SOURCE PASSAGE:
%%

Hyman G. Rickover

The U.S. Navy christened one of its newest Virginia-class attack submarines, the future USS Hyman G. Rickover (SSN-795), during a 9 a.m. EDT ceremony Saturday, July 31, 2021, at General Dynamics/Electric Boat, in Groton, Connecticut.

USS Hyman G. Rickover (SSN-795)
Navy has christened submarine USS Hyman G. Rickover (SSN-795)

The principal speaker was Admiral James Caldwell, director, Naval Nuclear Propulsion Program, Department of the Navy/Department of Energy. Mr. James Geurts, performing the duties of Under Secretary of the U.S. Navy, also delivered remarks. In a time-honored Navy tradition, the submarine’s sponsor, Mrs. Darleen Greenert, christened the ship by breaking a bottle of sparkling wine across the bow.

«The future USS Hyman G. Rickover (SSN-795) will play an important role in defending our nation during this time of strategic competition», said Caldwell. «It stands as proof of what teamwork – from civilian to contractor to military – can accomplish. I am confident USS Hyman G. Rickover (SSN-795) and its crew will proudly serve our country’s interest for decades to come, ensuring America remains strong».

The future USS Hyman G. Rickover (SSN-795) is the second nuclear-powered fast attack submarine in recognition of Admiral Rickover. The first USS Hyman G. Rickover (SSN-709) was commissioned at Submarine Base, New London, in Groton, on July 21, 1984. SSN-709 and its crew deployed 12 times until its decommissioning in December 2007. Over the years, its decorations included the Atlantic Fleet Golden Anchor Award, Submarine Squadron Eight’s anti-submarine warfare white «A» and engineering red «E» awards and the prestigious Sixth Fleet «Hook ‘Em» award for anti-submarine warfare excellence.

Rickover, known as the «Father of the Nuclear Navy», served in the U.S. Navy for 63 years on active duty. His views touched matters of design, propulsion, education, personnel and professional standards. His team of engineers designed and constructed the first nuclear-powered submarine, USS Nautilus (SSN-571). This accomplishment led to the world’s preeminent fleet of nuclear-powered submarines and aircraft carriers.

%%

TASKS AND EXERCISES:
1/ Render this sentence from the submarine christening article in Spanish: "His team of engineers designed and constructed the first nuclear-powered submarine, USS Nautilus (SSN-571)."
2/ Carry the article about the christening of USS Hyman G. Rickover forward, beginning after its final sentence.

LISTED ENTRIES:
%%

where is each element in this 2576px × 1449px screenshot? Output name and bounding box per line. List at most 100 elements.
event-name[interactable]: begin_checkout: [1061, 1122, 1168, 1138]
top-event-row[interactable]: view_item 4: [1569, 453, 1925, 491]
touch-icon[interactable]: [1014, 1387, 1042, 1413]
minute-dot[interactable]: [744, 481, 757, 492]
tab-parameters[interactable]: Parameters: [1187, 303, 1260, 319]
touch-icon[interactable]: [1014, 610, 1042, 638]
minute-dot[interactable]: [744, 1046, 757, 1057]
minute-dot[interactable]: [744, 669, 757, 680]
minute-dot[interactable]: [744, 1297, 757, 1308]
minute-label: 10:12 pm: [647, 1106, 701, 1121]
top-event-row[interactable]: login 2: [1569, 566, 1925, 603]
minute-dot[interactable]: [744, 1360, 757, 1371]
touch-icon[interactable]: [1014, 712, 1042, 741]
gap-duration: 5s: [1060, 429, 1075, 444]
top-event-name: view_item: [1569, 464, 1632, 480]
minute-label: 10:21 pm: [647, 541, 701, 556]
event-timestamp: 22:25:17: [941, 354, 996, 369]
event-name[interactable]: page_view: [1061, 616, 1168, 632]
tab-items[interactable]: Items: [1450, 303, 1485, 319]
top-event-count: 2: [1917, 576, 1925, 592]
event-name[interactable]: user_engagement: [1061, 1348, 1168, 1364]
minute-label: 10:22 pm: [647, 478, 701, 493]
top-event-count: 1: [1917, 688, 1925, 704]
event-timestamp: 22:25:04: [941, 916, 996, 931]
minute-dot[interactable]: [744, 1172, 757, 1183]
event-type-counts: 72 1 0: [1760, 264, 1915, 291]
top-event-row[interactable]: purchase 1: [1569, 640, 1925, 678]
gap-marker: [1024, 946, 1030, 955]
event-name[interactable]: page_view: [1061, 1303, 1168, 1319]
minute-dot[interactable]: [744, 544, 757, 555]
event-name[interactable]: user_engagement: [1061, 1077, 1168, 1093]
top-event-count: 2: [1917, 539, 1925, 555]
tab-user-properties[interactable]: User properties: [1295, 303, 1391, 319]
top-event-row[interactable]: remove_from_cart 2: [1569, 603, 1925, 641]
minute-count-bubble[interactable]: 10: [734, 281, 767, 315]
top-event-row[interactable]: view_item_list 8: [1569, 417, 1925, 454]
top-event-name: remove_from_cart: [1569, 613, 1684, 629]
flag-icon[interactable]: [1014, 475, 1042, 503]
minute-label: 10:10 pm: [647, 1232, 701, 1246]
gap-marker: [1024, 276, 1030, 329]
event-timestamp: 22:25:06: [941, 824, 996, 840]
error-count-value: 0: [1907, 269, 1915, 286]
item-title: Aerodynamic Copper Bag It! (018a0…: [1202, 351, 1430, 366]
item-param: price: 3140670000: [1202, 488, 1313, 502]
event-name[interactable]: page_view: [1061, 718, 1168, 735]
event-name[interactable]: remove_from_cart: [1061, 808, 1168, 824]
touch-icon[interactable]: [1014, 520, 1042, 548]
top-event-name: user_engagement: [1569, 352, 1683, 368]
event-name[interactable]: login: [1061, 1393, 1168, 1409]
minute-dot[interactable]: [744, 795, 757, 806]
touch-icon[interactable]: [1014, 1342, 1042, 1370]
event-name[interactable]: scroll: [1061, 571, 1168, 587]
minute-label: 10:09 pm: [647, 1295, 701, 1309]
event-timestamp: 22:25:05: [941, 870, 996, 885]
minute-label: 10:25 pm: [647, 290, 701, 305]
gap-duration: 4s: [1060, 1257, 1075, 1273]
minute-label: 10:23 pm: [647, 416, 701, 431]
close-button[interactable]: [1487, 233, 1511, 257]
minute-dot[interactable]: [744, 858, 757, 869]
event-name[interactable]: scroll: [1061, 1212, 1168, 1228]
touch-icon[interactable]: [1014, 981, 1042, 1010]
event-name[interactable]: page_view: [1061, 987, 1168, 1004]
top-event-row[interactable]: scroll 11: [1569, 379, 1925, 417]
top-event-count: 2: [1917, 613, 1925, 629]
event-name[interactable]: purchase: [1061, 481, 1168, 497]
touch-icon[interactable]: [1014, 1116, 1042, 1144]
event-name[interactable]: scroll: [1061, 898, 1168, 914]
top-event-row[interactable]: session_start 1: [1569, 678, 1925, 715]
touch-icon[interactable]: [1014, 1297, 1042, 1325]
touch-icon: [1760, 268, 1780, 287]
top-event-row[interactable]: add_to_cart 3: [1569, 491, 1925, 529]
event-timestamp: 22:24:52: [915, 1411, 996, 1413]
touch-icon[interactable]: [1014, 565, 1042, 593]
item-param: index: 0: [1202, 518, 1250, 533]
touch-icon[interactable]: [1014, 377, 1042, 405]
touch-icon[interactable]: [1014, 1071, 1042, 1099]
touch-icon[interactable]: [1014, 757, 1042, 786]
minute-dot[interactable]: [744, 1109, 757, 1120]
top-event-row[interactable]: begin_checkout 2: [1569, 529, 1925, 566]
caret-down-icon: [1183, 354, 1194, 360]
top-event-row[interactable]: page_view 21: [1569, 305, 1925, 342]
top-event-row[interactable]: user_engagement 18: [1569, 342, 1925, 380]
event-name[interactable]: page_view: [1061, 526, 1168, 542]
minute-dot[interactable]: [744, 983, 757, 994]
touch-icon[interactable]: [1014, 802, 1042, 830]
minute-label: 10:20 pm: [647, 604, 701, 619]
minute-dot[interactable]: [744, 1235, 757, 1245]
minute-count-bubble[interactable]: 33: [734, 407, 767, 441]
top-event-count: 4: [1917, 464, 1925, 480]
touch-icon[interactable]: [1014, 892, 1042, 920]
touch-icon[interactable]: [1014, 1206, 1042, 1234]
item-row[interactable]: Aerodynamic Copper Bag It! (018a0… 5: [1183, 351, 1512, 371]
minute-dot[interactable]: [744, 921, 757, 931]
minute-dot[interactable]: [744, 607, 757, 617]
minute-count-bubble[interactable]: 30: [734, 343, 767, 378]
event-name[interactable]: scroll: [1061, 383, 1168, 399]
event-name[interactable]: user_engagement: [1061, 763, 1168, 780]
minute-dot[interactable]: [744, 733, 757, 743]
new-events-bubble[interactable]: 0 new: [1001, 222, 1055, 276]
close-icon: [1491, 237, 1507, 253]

%%

RESPONSES FOR EACH TASK:
1/ Su equipo de ingenieros diseñó y construyó el primer submarino de propulsión nuclear, el USS Nautilus (SSN-571).

2/
Virginia-class submarines are built to operate in the world’s littoral and deep waters while conducting anti-submarine warfare; anti-surface ship warfare; strike warfare; special operations forces support; intelligence, surveillance, and reconnaissance; irregular warfare; and mine warfare missions. Their inherent stealth, endurance, mobility, and firepower directly enable them to support five of the six maritime strategy core capabilities – sea control, power projection, forward presence, maritime security and deterrence. They are replacing Los Angeles-class submarines as they retire.

 

General Characteristics

Builder General Dynamics Electric Boat Division and Huntington Ingalls Industries Inc. – Newport News Shipbuilding
Date Deployed October 3, 2004
Propulsion One GE PWR S9G* nuclear reactor, two turbines, one shaft; 40,000 hp/30 MW
Length 377 feet/114.8 m
Beam 33 feet/10.0584 m
Hull Diameter 34 feet/10.3632 m
Displacement Approximately 7,800 tons/7,925 metric tons submerged
Speed 25+ knots/28+ mph/46.3+ km/h
Diving Depth 800+ feet/244+ m
Crew 132: 15 officers; 117 enlisted
Armament: Tomahawk missiles Two 87-in/2.2 m Virginia Payload Tubes (VPTs), each capable of launching 6 Tomahawk cruise missiles
Armament: MK-48 ADCAP (Advanced Capability) Mod 7 heavyweight torpedoes 4 torpedo tubes
Weapons MK-60 CAPTOR (Encapsulated Torpedo) mines, advanced mobile mines and UUVs (Unmanned Underwater Vehicles)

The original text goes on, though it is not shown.